[[ DATASET EXTRACT open ]]

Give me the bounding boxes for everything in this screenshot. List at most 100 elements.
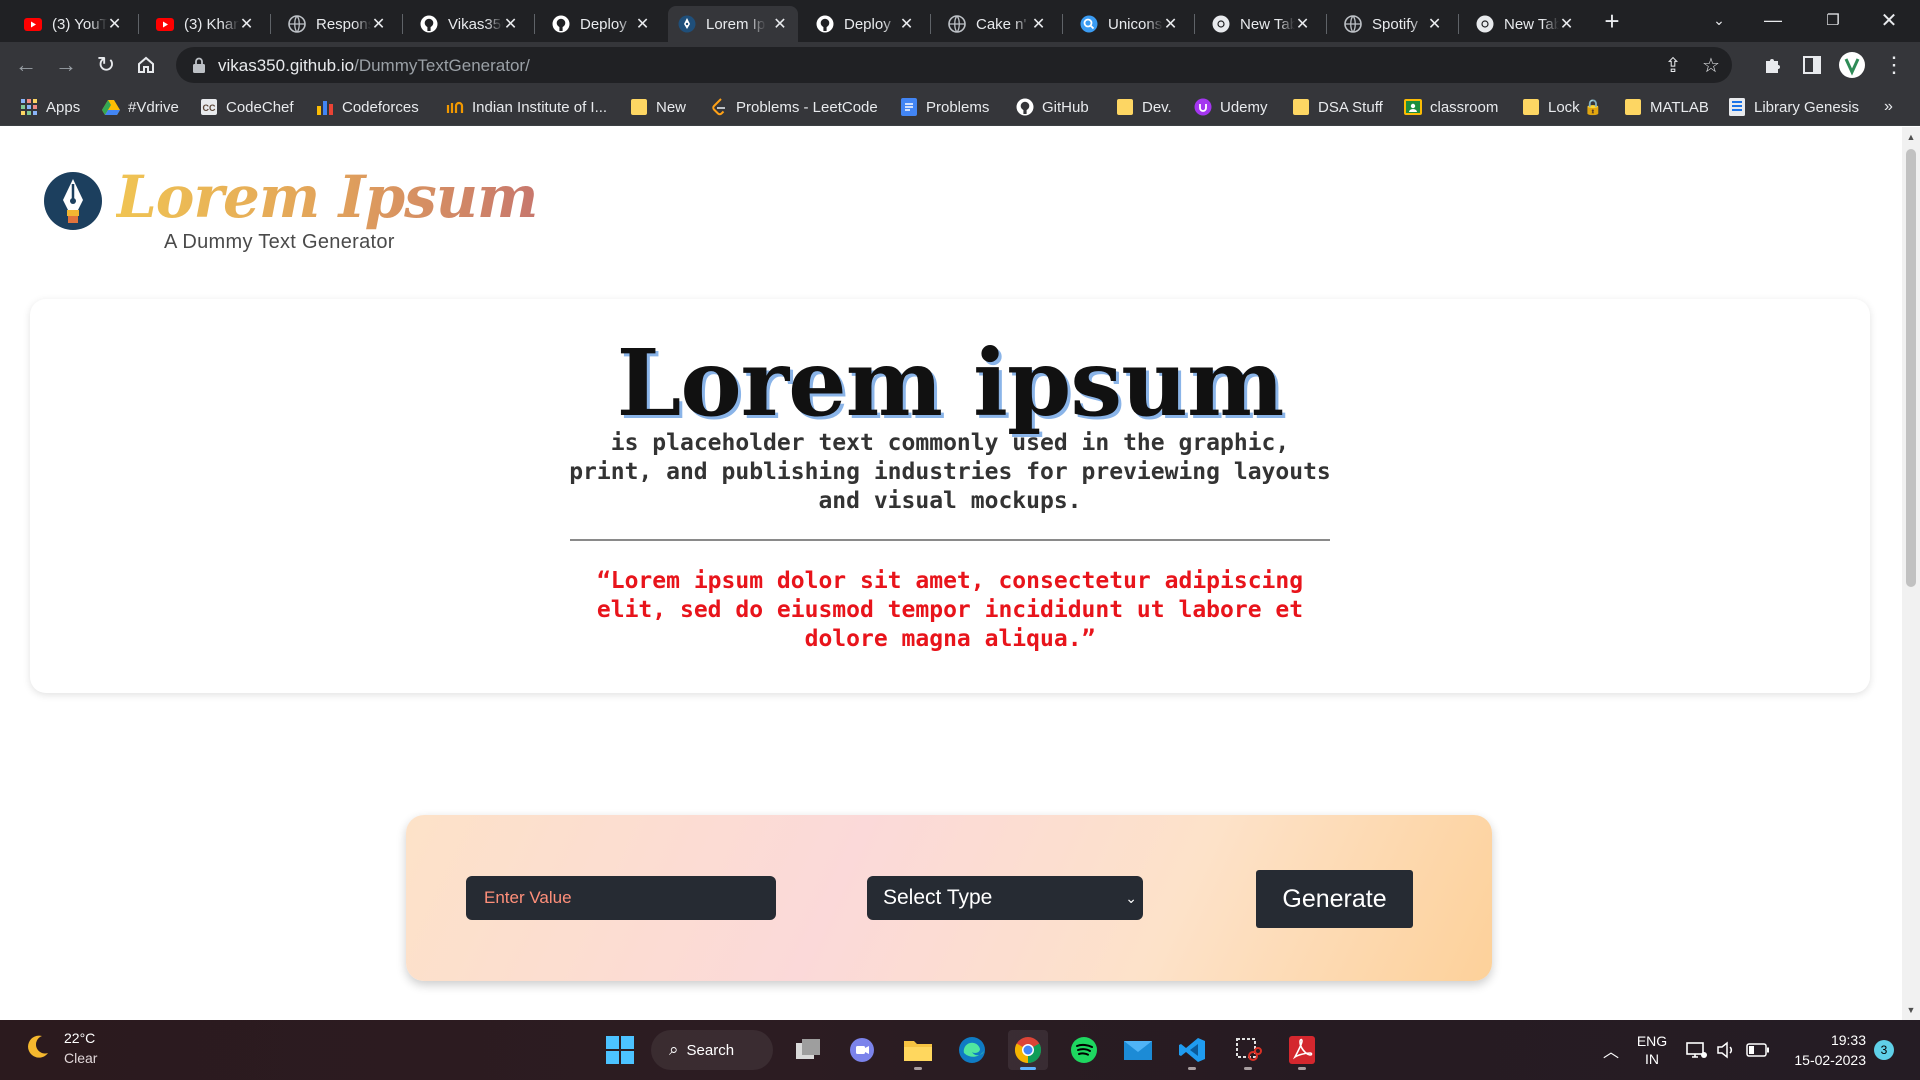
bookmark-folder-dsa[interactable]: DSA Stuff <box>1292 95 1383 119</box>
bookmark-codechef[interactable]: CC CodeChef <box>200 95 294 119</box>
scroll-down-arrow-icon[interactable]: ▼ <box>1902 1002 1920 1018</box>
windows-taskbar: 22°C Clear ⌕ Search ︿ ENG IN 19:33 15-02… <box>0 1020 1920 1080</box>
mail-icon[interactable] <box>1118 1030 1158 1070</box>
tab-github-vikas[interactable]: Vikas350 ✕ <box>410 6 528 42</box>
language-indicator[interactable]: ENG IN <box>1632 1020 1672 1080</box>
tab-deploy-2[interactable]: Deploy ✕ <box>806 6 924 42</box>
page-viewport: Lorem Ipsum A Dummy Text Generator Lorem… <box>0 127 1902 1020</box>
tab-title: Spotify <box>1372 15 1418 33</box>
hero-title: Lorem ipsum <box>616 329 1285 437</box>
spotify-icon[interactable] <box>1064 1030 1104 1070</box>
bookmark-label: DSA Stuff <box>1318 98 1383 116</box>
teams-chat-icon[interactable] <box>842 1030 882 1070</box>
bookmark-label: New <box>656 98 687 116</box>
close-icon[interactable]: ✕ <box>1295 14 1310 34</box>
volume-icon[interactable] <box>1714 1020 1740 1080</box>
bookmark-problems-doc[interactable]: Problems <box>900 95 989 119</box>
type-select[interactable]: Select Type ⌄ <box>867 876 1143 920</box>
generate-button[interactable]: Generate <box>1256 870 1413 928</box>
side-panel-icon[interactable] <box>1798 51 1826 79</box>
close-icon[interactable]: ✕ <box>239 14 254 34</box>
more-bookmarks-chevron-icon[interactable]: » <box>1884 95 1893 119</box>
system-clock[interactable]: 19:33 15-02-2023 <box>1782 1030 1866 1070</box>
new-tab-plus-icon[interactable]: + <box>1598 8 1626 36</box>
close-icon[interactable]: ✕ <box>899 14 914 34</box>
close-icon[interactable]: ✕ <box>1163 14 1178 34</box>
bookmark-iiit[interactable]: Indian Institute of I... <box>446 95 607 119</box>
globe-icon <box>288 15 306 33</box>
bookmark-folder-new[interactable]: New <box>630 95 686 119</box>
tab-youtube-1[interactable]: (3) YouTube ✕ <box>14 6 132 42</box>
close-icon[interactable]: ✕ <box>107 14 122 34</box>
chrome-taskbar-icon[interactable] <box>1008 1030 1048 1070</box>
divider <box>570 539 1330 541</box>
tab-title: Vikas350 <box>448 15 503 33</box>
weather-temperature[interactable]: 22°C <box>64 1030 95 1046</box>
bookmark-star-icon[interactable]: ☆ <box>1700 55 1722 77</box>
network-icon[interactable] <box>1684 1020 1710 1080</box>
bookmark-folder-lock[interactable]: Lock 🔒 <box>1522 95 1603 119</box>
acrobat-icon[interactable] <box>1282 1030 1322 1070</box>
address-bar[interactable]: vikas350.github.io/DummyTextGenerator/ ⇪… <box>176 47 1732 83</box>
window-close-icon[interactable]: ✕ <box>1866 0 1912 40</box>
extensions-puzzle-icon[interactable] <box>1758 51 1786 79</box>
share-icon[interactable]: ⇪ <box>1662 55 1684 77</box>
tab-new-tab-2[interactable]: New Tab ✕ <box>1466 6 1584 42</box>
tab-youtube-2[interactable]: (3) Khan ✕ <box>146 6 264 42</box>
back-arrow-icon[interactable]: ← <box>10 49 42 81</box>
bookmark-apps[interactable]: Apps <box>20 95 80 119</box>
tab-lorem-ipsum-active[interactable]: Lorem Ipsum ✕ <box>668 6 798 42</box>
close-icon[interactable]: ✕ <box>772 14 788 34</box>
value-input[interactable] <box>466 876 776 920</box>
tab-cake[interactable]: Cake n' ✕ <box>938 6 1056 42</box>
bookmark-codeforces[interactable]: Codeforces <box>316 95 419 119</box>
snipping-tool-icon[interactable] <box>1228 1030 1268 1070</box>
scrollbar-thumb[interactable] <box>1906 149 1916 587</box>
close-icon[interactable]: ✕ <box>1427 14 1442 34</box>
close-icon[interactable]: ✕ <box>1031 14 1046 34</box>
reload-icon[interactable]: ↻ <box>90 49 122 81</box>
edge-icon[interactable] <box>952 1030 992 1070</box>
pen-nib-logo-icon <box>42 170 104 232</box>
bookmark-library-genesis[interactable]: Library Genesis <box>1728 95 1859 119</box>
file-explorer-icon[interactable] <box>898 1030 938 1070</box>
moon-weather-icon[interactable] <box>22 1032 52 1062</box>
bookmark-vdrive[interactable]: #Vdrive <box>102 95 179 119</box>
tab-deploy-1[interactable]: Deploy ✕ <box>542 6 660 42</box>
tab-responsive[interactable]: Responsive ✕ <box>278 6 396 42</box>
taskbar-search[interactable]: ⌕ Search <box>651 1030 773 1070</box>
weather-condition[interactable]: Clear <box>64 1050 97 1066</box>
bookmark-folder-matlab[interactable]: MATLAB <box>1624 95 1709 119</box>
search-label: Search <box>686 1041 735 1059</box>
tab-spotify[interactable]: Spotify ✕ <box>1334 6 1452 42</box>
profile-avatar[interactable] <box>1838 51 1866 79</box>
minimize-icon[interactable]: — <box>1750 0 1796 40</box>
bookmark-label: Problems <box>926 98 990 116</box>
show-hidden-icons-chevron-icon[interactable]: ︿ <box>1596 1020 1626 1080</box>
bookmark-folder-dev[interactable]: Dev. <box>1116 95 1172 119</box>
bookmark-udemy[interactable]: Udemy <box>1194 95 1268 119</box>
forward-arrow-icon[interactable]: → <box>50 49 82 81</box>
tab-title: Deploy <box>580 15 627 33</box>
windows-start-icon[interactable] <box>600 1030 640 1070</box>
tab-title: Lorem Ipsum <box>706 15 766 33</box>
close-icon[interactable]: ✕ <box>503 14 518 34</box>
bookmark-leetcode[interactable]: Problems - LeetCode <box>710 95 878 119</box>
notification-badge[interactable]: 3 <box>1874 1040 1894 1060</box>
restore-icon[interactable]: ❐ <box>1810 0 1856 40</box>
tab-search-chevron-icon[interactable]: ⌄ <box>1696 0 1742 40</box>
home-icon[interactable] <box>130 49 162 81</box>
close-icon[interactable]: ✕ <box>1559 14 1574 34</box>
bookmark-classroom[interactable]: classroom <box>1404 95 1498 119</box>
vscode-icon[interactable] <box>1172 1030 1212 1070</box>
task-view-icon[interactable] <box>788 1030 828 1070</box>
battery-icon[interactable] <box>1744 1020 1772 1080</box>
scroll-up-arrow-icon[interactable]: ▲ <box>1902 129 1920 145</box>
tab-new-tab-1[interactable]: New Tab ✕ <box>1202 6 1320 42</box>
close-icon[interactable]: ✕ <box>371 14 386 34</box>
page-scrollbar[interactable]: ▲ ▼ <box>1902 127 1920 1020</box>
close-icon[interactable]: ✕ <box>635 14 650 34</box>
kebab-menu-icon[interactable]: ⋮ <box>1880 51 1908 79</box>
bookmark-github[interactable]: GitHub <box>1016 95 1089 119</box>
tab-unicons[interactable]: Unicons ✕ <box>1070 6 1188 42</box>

[[ DATASET EXTRACT closed ]]
[[ DATASET EXTRACT open ]]

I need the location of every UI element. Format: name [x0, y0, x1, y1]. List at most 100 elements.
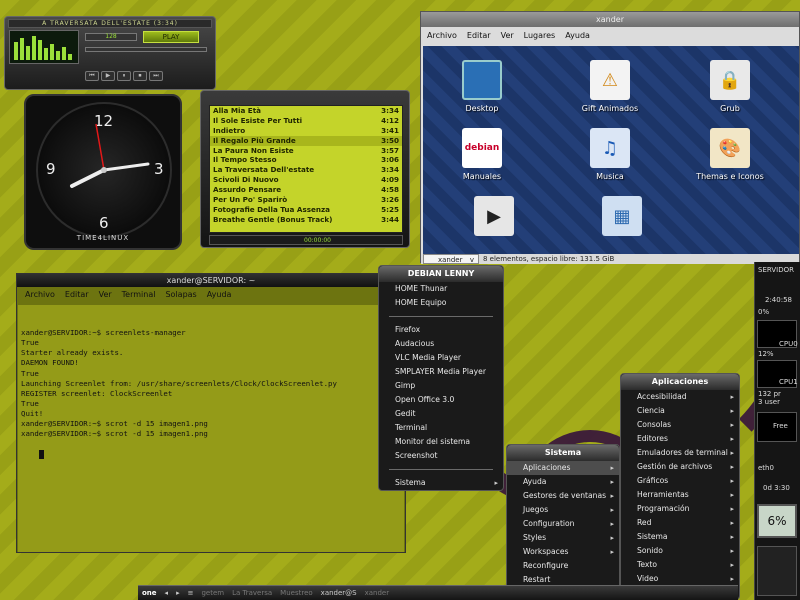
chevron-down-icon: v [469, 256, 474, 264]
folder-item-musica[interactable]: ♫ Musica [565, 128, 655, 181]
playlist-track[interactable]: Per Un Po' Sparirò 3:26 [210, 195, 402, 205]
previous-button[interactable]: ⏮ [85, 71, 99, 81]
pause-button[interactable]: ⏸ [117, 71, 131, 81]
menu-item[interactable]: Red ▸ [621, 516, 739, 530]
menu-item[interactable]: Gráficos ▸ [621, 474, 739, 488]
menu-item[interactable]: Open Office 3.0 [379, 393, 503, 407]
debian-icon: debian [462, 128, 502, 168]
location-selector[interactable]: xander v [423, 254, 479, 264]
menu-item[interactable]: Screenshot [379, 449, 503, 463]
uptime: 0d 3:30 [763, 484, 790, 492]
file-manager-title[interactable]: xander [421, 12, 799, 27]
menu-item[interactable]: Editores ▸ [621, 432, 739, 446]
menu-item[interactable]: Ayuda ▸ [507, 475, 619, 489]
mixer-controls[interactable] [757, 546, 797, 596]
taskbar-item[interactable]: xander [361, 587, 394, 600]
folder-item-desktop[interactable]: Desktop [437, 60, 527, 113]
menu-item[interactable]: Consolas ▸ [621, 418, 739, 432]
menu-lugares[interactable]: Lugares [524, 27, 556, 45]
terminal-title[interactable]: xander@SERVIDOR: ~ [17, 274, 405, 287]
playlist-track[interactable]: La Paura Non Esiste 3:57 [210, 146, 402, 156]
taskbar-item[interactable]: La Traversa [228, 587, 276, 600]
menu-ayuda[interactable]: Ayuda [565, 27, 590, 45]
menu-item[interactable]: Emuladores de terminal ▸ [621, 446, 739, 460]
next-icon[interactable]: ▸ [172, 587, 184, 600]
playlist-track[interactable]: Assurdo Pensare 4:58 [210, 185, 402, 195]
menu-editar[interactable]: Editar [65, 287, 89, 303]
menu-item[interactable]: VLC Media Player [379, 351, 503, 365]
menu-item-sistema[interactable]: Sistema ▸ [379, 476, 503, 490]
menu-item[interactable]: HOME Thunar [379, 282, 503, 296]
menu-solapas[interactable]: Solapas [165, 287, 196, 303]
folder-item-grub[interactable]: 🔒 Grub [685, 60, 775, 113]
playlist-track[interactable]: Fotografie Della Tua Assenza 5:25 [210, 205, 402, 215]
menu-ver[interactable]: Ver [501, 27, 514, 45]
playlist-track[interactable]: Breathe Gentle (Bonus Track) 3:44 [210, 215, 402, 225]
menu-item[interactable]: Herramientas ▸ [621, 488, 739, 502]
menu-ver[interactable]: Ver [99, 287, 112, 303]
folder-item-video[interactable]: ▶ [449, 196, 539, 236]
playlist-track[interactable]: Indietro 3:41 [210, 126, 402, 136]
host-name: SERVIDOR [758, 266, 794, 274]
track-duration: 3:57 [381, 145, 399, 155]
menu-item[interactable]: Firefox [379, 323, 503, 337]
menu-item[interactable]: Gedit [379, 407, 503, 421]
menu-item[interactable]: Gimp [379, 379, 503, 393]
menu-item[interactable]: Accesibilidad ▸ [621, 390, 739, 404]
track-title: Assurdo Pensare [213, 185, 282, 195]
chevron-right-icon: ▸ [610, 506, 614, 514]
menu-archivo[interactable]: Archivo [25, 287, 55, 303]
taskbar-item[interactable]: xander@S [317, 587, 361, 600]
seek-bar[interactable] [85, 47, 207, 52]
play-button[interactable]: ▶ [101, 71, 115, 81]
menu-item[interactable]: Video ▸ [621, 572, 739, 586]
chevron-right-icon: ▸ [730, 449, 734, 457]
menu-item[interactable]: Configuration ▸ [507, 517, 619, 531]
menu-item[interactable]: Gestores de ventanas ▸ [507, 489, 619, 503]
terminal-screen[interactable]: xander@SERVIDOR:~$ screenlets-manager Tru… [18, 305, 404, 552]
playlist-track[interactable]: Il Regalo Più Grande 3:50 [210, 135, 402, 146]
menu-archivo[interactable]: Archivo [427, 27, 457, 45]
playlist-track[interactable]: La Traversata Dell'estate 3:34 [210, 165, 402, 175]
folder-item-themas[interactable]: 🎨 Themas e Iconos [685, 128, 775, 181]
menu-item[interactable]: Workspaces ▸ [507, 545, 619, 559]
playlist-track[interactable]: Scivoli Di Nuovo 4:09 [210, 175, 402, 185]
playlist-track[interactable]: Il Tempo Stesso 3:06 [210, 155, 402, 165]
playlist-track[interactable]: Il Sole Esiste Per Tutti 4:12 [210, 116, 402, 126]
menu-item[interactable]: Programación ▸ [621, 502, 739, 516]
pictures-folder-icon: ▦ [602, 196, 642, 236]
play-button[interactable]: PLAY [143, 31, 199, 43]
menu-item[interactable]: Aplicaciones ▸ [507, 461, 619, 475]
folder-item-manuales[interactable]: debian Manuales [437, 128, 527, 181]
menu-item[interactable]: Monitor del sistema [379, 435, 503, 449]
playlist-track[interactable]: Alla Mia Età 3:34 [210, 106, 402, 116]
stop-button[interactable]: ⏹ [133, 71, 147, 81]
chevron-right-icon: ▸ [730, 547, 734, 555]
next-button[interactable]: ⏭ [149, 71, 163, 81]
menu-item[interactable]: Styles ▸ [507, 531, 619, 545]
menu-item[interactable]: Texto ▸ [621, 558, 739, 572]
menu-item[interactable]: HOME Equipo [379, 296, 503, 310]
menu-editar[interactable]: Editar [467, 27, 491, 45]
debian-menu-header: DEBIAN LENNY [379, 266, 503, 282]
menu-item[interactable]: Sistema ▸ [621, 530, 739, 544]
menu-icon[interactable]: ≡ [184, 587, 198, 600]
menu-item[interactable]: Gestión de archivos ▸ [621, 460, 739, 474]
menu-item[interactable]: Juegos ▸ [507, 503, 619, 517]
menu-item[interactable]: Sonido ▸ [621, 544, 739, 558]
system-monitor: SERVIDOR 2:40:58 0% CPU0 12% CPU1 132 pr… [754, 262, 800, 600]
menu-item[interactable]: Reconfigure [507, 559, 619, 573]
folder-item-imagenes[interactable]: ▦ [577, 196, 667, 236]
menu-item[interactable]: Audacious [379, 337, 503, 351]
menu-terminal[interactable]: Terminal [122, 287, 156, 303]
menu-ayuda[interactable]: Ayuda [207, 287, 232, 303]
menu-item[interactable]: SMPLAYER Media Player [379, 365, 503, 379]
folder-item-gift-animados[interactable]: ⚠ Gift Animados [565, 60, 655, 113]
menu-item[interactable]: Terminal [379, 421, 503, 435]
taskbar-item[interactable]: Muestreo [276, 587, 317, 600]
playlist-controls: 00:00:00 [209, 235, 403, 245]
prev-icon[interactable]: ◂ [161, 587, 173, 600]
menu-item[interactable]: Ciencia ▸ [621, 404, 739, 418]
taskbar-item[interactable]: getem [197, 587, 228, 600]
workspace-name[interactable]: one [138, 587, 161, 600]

[[ DATASET EXTRACT closed ]]

■ PROBLEM TO WORK ON: Tally the lines of the data that include the word "page". Reply with the number only.

■ ANSWER SECTION: 2